* **INSTRUCTIONS FOR THE TASK**:
Write out the full listing exactly as given, minus the images.

* **MATERIALS PROVIDED**:
....
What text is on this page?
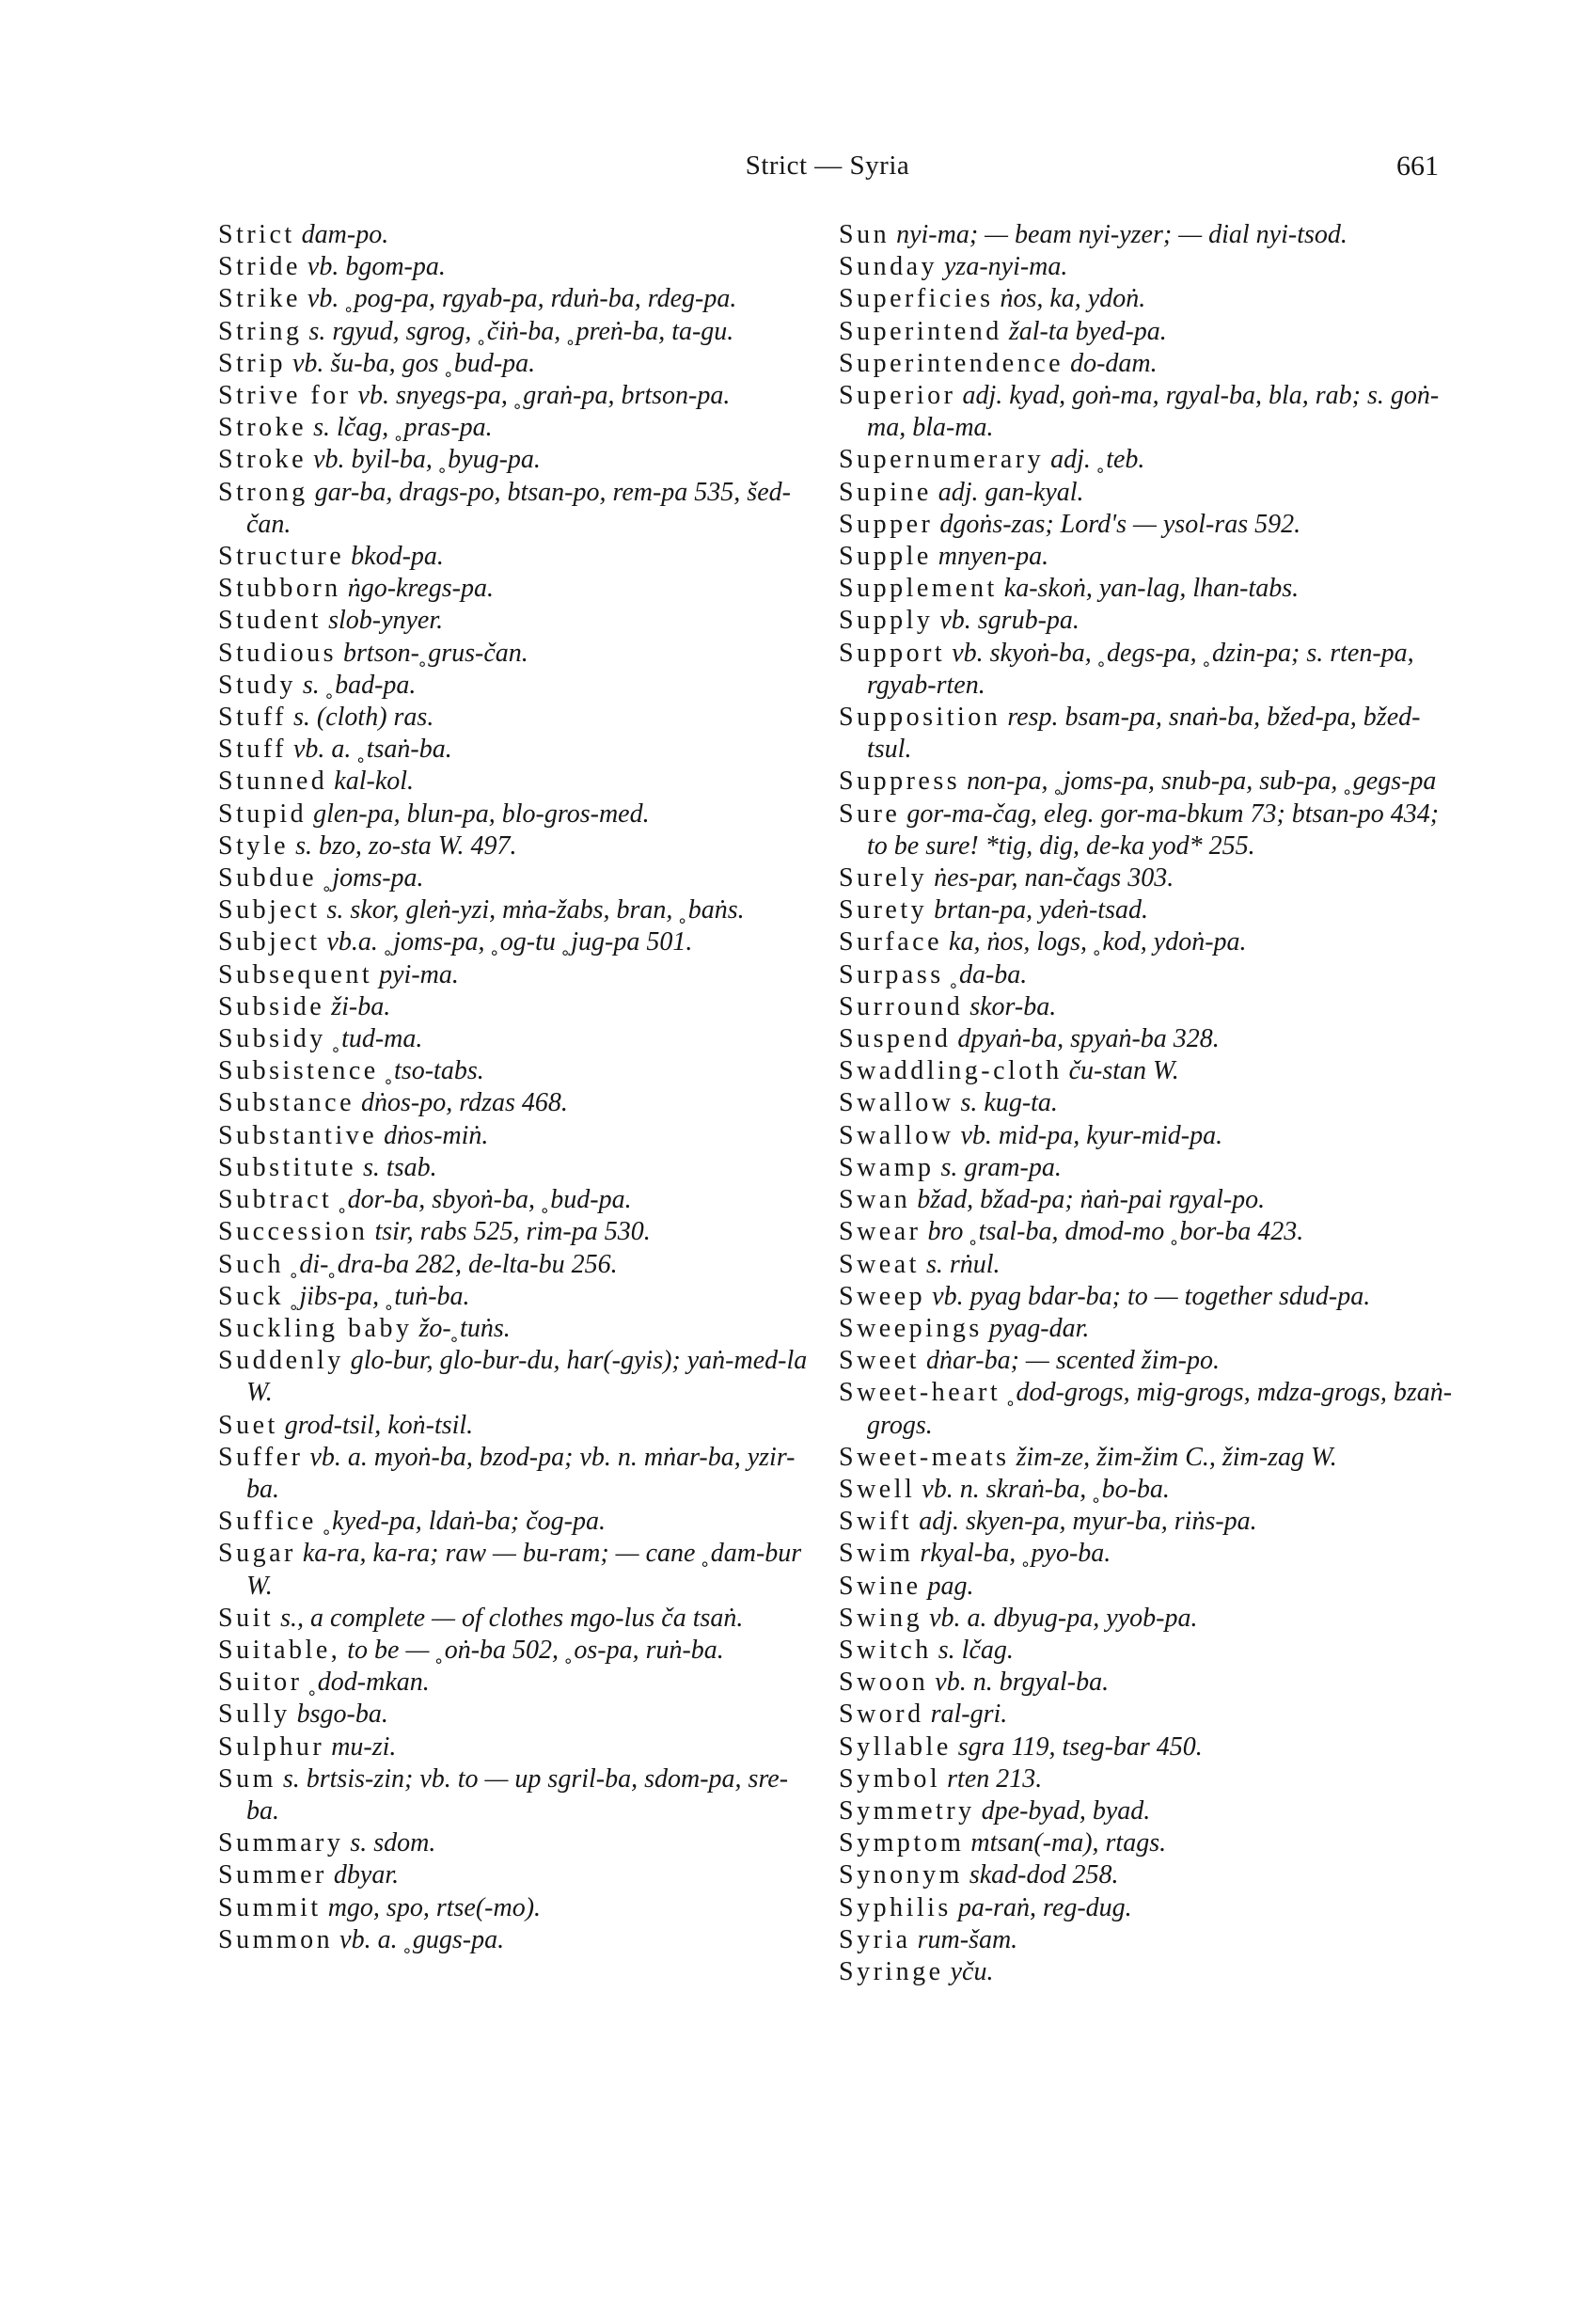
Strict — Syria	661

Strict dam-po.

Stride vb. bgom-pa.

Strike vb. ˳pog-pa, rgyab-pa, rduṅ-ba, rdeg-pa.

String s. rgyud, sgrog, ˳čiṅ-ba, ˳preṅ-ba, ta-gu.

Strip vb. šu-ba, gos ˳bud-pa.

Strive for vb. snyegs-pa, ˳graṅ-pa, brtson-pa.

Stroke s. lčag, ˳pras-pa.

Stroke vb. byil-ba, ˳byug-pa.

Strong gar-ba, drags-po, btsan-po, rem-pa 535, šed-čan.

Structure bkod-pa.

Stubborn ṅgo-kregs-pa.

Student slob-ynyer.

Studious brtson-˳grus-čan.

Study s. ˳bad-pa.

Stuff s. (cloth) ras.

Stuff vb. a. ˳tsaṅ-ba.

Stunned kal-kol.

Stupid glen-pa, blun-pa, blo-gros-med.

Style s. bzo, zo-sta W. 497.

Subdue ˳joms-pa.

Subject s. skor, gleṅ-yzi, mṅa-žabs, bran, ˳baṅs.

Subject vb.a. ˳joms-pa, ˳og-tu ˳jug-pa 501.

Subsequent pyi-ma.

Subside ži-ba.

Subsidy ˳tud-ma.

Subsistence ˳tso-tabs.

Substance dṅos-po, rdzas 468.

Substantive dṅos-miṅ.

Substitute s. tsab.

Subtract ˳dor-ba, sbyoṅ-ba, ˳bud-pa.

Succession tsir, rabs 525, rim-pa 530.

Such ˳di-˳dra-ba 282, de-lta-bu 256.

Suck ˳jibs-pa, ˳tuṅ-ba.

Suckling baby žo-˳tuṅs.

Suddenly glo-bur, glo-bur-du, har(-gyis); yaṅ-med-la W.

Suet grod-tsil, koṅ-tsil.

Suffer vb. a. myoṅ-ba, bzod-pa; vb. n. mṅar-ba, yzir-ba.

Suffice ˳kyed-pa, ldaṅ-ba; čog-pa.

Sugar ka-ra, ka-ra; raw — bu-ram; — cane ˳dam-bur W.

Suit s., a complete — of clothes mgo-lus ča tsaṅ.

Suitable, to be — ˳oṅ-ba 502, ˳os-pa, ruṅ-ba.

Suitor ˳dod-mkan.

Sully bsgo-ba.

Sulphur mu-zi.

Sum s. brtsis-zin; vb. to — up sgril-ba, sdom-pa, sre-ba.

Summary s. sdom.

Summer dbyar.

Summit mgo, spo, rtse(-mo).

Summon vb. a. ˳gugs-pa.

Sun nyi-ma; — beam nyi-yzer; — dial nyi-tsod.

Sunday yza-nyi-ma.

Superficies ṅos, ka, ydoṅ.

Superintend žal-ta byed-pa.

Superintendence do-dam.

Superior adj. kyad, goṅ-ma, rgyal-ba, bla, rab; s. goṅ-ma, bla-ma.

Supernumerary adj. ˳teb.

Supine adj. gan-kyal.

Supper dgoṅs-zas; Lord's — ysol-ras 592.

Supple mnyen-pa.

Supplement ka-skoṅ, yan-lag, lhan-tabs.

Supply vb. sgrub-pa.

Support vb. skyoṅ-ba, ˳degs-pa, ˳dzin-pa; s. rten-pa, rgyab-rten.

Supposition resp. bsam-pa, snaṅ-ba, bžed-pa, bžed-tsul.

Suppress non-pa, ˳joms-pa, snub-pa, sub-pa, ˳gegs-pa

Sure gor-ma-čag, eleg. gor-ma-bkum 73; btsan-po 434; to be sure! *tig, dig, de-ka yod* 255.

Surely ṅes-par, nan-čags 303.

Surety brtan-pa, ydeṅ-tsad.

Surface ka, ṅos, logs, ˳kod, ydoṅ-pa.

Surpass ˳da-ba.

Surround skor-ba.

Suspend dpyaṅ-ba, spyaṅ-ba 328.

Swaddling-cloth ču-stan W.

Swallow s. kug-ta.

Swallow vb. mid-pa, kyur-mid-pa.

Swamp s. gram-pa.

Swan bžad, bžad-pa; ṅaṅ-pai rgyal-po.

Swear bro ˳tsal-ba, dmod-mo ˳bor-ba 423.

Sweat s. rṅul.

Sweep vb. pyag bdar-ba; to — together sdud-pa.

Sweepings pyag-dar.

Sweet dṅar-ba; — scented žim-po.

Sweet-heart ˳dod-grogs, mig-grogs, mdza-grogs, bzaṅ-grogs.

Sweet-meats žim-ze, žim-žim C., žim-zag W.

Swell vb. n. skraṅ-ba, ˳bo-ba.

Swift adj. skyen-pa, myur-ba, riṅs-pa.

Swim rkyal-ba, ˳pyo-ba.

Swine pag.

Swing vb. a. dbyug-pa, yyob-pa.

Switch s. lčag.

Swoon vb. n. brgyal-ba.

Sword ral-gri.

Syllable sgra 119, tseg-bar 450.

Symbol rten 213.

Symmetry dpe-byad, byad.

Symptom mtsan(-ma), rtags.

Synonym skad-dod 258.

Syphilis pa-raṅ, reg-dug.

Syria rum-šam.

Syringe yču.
....
* **WRITTEN SOLUTION**:
What text is on this page?
Strict — Syria	661

Strict dam-po.

Stride vb. bgom-pa.

Strike vb. ˳pog-pa, rgyab-pa, rduṅ-ba, rdeg-pa.

String s. rgyud, sgrog, ˳čiṅ-ba, ˳preṅ-ba, ta-gu.

Strip vb. šu-ba, gos ˳bud-pa.

Strive for vb. snyegs-pa, ˳graṅ-pa, brtson-pa.

Stroke s. lčag, ˳pras-pa.

Stroke vb. byil-ba, ˳byug-pa.

Strong gar-ba, drags-po, btsan-po, rem-pa 535, šed-čan.

Structure bkod-pa.

Stubborn ṅgo-kregs-pa.

Student slob-ynyer.

Studious brtson-˳grus-čan.

Study s. ˳bad-pa.

Stuff s. (cloth) ras.

Stuff vb. a. ˳tsaṅ-ba.

Stunned kal-kol.

Stupid glen-pa, blun-pa, blo-gros-med.

Style s. bzo, zo-sta W. 497.

Subdue ˳joms-pa.

Subject s. skor, gleṅ-yzi, mṅa-žabs, bran, ˳baṅs.

Subject vb.a. ˳joms-pa, ˳og-tu ˳jug-pa 501.

Subsequent pyi-ma.

Subside ži-ba.

Subsidy ˳tud-ma.

Subsistence ˳tso-tabs.

Substance dṅos-po, rdzas 468.

Substantive dṅos-miṅ.

Substitute s. tsab.

Subtract ˳dor-ba, sbyoṅ-ba, ˳bud-pa.

Succession tsir, rabs 525, rim-pa 530.

Such ˳di-˳dra-ba 282, de-lta-bu 256.

Suck ˳jibs-pa, ˳tuṅ-ba.

Suckling baby žo-˳tuṅs.

Suddenly glo-bur, glo-bur-du, har(-gyis); yaṅ-med-la W.

Suet grod-tsil, koṅ-tsil.

Suffer vb. a. myoṅ-ba, bzod-pa; vb. n. mṅar-ba, yzir-ba.

Suffice ˳kyed-pa, ldaṅ-ba; čog-pa.

Sugar ka-ra, ka-ra; raw — bu-ram; — cane ˳dam-bur W.

Suit s., a complete — of clothes mgo-lus ča tsaṅ.

Suitable, to be — ˳oṅ-ba 502, ˳os-pa, ruṅ-ba.

Suitor ˳dod-mkan.

Sully bsgo-ba.

Sulphur mu-zi.

Sum s. brtsis-zin; vb. to — up sgril-ba, sdom-pa, sre-ba.

Summary s. sdom.

Summer dbyar.

Summit mgo, spo, rtse(-mo).

Summon vb. a. ˳gugs-pa.

Sun nyi-ma; — beam nyi-yzer; — dial nyi-tsod.

Sunday yza-nyi-ma.

Superficies ṅos, ka, ydoṅ.

Superintend žal-ta byed-pa.

Superintendence do-dam.

Superior adj. kyad, goṅ-ma, rgyal-ba, bla, rab; s. goṅ-ma, bla-ma.

Supernumerary adj. ˳teb.

Supine adj. gan-kyal.

Supper dgoṅs-zas; Lord's — ysol-ras 592.

Supple mnyen-pa.

Supplement ka-skoṅ, yan-lag, lhan-tabs.

Supply vb. sgrub-pa.

Support vb. skyoṅ-ba, ˳degs-pa, ˳dzin-pa; s. rten-pa, rgyab-rten.

Supposition resp. bsam-pa, snaṅ-ba, bžed-pa, bžed-tsul.

Suppress non-pa, ˳joms-pa, snub-pa, sub-pa, ˳gegs-pa

Sure gor-ma-čag, eleg. gor-ma-bkum 73; btsan-po 434; to be sure! *tig, dig, de-ka yod* 255.

Surely ṅes-par, nan-čags 303.

Surety brtan-pa, ydeṅ-tsad.

Surface ka, ṅos, logs, ˳kod, ydoṅ-pa.

Surpass ˳da-ba.

Surround skor-ba.

Suspend dpyaṅ-ba, spyaṅ-ba 328.

Swaddling-cloth ču-stan W.

Swallow s. kug-ta.

Swallow vb. mid-pa, kyur-mid-pa.

Swamp s. gram-pa.

Swan bžad, bžad-pa; ṅaṅ-pai rgyal-po.

Swear bro ˳tsal-ba, dmod-mo ˳bor-ba 423.

Sweat s. rṅul.

Sweep vb. pyag bdar-ba; to — together sdud-pa.

Sweepings pyag-dar.

Sweet dṅar-ba; — scented žim-po.

Sweet-heart ˳dod-grogs, mig-grogs, mdza-grogs, bzaṅ-grogs.

Sweet-meats žim-ze, žim-žim C., žim-zag W.

Swell vb. n. skraṅ-ba, ˳bo-ba.

Swift adj. skyen-pa, myur-ba, riṅs-pa.

Swim rkyal-ba, ˳pyo-ba.

Swine pag.

Swing vb. a. dbyug-pa, yyob-pa.

Switch s. lčag.

Swoon vb. n. brgyal-ba.

Sword ral-gri.

Syllable sgra 119, tseg-bar 450.

Symbol rten 213.

Symmetry dpe-byad, byad.

Symptom mtsan(-ma), rtags.

Synonym skad-dod 258.

Syphilis pa-raṅ, reg-dug.

Syria rum-šam.

Syringe yču.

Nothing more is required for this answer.